Work instructions: For the listing below, give the number of lines in which "پوند" occurs. Add nothing.

━━━

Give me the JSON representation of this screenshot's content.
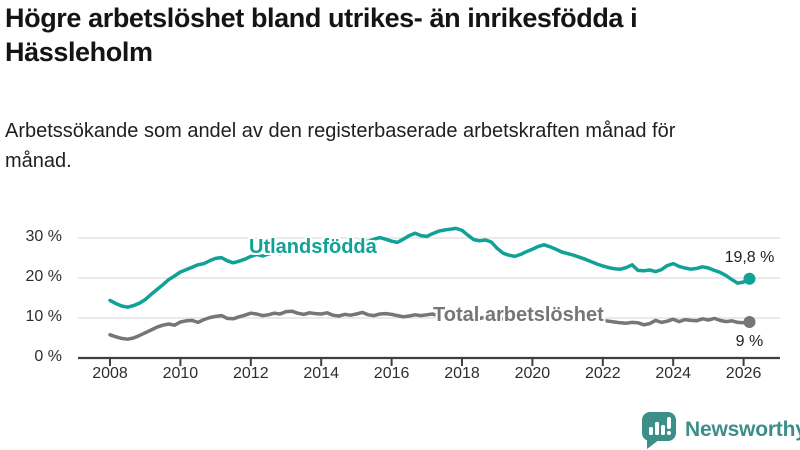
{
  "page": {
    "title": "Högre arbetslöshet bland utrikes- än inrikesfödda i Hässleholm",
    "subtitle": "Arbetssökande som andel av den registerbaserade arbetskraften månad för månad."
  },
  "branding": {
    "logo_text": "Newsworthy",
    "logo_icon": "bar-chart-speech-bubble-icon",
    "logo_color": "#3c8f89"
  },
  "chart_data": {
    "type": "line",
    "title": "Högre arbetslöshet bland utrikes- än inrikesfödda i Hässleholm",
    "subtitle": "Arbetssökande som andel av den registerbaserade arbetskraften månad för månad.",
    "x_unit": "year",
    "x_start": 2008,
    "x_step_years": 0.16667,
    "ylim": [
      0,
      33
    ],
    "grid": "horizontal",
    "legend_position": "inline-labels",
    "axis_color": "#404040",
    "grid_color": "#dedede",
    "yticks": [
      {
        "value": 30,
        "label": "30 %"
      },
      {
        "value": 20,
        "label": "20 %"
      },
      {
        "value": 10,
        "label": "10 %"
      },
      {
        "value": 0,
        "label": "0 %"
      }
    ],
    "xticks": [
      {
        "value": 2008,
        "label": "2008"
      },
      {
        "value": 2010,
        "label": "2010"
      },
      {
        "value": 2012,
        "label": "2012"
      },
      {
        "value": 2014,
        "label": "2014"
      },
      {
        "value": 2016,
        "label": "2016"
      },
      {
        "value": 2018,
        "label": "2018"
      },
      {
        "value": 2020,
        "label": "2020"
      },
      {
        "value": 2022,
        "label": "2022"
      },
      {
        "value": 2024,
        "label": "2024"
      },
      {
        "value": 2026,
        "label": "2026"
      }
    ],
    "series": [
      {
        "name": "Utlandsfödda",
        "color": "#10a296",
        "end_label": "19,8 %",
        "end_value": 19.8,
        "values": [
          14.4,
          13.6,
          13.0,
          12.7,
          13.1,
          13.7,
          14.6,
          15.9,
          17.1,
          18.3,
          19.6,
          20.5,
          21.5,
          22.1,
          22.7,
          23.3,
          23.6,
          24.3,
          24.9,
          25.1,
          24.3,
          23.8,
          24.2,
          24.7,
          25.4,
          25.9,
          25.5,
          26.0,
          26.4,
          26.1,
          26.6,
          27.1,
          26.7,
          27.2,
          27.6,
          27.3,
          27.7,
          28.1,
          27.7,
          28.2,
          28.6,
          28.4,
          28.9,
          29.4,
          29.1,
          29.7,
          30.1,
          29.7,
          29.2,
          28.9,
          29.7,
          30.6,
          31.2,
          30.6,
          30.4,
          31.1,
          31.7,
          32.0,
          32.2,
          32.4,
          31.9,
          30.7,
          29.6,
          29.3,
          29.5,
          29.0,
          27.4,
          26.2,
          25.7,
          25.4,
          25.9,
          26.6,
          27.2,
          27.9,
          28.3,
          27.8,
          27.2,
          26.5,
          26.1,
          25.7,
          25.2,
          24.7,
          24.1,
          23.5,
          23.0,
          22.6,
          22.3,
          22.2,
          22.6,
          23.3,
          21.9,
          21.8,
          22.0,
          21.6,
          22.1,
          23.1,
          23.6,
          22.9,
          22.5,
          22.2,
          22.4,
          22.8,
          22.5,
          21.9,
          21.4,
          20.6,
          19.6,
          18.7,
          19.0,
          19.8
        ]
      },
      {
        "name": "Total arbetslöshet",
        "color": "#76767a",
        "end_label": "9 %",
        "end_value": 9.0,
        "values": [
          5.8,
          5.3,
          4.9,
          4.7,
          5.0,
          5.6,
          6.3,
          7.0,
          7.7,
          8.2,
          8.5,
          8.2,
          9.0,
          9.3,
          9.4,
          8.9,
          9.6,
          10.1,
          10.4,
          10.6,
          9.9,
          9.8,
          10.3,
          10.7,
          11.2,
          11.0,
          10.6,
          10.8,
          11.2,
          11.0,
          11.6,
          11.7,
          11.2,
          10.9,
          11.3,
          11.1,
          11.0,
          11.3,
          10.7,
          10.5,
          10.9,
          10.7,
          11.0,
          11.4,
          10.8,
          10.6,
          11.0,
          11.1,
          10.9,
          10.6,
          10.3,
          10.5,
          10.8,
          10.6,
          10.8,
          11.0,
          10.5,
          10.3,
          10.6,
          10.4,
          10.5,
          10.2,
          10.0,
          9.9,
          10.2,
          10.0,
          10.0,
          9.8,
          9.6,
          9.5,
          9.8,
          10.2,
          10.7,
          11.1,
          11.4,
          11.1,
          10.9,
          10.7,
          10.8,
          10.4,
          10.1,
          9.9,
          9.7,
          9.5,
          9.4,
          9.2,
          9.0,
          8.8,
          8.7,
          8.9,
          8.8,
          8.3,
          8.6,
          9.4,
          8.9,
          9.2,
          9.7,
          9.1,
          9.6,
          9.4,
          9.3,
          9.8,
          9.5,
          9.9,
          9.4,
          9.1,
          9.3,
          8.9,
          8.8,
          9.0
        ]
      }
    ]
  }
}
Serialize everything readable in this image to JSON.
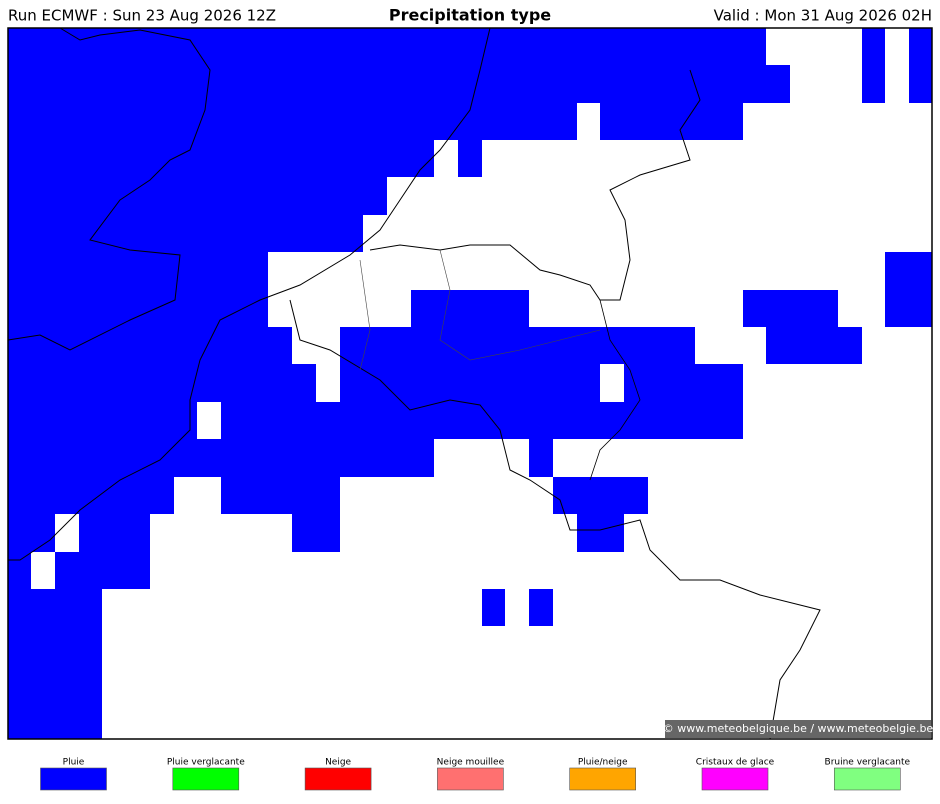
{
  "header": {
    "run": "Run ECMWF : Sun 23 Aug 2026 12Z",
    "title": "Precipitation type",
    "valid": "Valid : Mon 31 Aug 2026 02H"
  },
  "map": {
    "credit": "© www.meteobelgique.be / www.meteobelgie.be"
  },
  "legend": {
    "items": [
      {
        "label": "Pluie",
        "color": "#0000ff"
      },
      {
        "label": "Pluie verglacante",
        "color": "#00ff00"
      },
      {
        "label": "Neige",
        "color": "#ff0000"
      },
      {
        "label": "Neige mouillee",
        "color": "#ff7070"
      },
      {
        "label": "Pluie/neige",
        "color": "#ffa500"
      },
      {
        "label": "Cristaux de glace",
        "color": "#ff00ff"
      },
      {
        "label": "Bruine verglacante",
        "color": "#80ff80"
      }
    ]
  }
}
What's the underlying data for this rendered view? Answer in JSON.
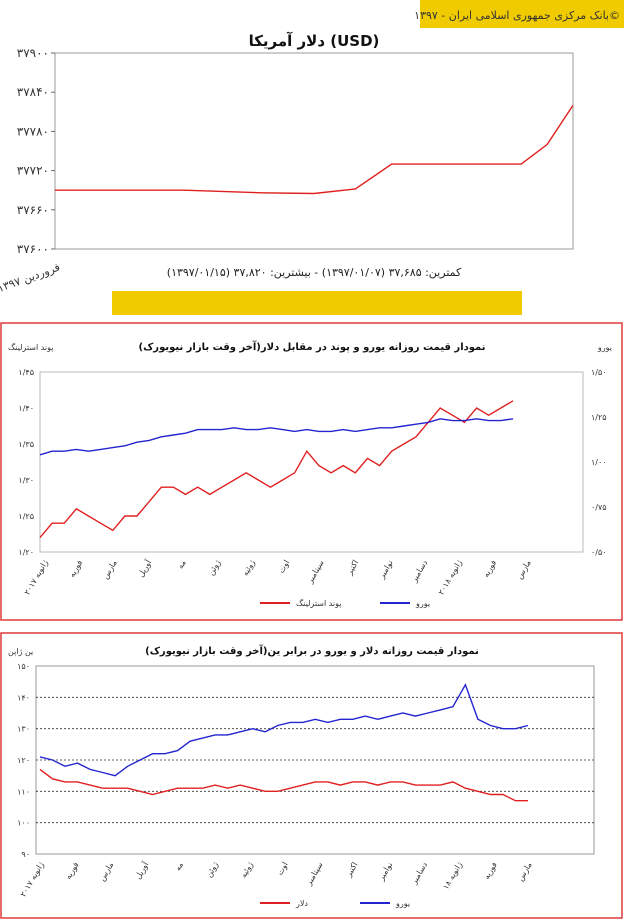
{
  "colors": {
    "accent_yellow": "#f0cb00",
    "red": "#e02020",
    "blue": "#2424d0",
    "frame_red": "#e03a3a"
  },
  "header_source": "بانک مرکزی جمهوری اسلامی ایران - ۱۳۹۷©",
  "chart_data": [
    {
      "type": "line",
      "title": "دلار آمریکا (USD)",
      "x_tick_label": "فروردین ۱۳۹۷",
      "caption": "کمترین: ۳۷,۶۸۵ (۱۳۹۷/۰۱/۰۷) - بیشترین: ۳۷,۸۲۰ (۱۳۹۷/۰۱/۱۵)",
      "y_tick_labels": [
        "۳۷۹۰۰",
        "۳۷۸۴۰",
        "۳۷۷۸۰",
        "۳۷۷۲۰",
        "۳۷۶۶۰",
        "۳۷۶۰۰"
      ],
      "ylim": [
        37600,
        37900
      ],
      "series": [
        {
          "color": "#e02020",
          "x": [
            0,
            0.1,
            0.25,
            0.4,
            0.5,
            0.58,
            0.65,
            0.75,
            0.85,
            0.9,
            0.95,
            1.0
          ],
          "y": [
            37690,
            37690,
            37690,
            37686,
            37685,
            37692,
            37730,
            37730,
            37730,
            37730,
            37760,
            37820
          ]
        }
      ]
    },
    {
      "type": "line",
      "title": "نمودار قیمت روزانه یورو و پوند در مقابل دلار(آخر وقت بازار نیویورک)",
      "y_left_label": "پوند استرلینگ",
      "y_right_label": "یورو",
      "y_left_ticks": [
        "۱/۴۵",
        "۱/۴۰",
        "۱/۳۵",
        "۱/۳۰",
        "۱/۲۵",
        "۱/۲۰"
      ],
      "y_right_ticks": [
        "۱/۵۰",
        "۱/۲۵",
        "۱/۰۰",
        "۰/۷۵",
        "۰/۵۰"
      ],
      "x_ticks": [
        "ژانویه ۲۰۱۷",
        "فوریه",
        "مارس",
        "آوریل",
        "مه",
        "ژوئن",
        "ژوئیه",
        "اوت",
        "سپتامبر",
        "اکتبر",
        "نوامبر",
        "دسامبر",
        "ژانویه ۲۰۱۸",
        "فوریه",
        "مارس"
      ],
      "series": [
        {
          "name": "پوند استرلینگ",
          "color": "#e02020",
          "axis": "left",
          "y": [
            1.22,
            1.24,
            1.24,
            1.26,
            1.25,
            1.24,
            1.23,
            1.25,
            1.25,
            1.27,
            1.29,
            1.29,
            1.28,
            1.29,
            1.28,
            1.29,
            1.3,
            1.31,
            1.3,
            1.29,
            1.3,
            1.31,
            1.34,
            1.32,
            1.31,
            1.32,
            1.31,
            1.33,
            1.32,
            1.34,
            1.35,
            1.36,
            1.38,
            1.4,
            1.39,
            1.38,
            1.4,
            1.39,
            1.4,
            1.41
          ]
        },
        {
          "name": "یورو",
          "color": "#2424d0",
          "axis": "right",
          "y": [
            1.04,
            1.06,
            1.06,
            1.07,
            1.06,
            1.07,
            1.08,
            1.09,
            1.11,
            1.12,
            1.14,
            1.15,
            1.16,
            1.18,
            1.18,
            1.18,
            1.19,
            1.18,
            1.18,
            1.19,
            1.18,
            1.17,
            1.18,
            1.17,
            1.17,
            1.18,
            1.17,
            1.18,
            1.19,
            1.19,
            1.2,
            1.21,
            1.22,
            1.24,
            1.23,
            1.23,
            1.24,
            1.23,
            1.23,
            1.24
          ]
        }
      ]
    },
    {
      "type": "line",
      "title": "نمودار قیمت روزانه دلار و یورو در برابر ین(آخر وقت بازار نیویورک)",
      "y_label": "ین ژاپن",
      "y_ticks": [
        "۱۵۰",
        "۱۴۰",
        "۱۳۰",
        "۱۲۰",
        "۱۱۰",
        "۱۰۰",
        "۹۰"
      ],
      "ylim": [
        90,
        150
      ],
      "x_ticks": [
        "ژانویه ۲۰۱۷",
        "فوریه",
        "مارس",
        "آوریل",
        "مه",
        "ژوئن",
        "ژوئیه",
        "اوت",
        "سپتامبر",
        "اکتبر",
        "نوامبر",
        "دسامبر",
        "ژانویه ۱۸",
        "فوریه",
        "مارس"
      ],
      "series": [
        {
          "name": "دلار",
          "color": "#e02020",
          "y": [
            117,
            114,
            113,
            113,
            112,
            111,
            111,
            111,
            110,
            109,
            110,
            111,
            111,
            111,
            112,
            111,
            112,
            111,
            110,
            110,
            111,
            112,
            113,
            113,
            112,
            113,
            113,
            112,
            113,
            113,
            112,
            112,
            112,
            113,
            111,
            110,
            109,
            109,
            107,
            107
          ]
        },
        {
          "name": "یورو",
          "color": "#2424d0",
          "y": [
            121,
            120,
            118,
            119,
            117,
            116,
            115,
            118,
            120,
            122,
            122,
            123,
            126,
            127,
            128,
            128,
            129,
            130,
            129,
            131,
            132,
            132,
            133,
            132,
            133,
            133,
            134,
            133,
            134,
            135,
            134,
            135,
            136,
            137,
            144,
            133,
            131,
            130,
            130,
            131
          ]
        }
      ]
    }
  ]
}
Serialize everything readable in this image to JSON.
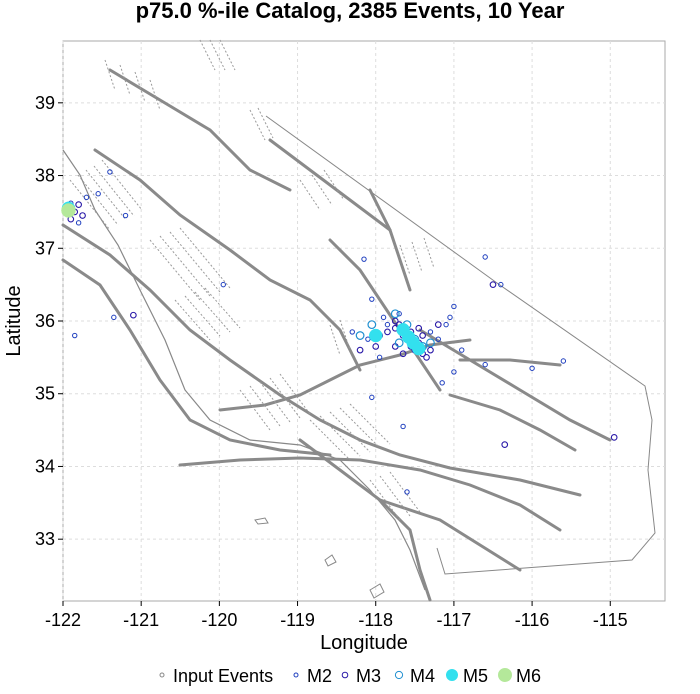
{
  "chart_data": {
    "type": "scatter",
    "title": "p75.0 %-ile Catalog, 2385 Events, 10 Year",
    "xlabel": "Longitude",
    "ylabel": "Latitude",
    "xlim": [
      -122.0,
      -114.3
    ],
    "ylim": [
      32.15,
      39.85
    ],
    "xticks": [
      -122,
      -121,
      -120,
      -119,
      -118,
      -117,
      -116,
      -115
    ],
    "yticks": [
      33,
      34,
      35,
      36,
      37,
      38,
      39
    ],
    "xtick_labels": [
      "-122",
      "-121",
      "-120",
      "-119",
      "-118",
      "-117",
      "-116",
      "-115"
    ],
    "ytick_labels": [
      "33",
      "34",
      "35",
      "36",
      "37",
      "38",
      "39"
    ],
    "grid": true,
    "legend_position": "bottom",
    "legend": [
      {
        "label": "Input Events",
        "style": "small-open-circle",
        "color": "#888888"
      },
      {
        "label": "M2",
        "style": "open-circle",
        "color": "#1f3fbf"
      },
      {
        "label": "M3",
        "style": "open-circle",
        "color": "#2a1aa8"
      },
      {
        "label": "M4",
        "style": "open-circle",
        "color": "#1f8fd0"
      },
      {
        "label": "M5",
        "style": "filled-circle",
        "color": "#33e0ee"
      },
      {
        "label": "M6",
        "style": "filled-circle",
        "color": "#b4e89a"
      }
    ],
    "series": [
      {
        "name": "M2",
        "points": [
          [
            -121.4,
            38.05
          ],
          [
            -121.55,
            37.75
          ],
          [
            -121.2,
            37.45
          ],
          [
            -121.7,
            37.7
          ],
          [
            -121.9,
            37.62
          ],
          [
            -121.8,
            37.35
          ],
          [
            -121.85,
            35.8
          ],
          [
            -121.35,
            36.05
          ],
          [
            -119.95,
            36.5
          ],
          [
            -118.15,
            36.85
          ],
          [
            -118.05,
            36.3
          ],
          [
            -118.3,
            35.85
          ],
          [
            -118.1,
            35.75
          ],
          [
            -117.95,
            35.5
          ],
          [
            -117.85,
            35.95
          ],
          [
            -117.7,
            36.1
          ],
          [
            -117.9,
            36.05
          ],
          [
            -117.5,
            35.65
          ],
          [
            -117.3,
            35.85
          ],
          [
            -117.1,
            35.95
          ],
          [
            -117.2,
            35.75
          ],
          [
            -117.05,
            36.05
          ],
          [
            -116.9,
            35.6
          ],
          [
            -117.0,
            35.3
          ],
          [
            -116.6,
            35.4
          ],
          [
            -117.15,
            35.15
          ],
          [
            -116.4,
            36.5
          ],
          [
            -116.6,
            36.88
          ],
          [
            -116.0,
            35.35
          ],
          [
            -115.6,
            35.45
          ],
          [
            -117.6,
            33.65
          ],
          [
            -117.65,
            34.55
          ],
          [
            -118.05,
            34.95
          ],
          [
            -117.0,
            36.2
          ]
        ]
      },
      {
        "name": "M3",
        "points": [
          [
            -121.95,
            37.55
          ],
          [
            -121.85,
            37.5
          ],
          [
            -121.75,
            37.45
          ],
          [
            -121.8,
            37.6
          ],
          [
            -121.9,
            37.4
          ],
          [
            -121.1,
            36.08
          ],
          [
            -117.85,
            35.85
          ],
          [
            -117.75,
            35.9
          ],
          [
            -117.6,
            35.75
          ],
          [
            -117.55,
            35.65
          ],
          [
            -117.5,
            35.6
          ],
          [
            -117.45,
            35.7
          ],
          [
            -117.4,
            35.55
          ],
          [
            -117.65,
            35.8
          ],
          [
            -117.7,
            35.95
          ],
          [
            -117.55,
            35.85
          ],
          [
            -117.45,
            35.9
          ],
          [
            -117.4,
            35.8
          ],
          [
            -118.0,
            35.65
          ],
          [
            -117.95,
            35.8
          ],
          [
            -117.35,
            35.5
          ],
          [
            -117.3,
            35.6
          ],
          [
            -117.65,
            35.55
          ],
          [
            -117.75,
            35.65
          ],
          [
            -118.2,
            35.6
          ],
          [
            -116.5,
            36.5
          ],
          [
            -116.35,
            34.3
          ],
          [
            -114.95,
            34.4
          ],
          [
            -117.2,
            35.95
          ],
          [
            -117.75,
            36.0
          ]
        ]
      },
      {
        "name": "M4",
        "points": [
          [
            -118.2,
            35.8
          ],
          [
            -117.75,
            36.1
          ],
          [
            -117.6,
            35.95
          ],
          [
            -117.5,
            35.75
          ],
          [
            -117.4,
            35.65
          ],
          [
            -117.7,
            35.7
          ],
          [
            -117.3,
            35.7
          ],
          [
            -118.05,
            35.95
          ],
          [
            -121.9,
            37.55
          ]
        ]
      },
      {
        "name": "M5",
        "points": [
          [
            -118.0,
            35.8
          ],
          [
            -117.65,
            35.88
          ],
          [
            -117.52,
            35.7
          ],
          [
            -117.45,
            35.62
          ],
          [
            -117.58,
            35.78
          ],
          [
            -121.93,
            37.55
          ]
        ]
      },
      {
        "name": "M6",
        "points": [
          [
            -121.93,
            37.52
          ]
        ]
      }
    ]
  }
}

━━━

Solved exercise: 3